(begin)
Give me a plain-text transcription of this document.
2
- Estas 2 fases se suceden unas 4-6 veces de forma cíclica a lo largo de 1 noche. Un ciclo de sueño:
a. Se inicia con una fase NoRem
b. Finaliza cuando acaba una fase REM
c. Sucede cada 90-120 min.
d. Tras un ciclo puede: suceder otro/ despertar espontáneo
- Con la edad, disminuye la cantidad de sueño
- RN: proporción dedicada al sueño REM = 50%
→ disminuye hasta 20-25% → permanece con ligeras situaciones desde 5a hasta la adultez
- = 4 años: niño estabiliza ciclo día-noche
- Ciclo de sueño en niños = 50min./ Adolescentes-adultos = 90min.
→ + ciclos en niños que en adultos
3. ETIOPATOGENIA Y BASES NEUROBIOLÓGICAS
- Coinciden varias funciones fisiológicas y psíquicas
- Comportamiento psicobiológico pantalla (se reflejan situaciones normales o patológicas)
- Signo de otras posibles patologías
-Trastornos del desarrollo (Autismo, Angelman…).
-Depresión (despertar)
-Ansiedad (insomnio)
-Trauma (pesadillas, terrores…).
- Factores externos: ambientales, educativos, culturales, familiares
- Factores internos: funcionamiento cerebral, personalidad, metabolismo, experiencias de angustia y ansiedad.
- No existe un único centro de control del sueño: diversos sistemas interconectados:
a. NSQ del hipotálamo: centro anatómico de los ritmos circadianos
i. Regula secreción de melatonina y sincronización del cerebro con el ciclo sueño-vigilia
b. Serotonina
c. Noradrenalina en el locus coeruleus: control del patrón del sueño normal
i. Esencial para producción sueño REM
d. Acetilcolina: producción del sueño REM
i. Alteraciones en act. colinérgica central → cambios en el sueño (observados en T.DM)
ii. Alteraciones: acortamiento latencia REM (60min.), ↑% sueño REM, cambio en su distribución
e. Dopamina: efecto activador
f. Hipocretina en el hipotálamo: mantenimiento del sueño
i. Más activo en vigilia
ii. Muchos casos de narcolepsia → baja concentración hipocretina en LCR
(end)
Stated task:
Go through the listing above and pull out each line containing the word "Factores".

Response to this task:
- Factores externos: ambientales, educativos, culturales, familiares
- Factores internos: funcionamiento cerebral, personalidad, metabolismo, experiencias de angustia y ansiedad.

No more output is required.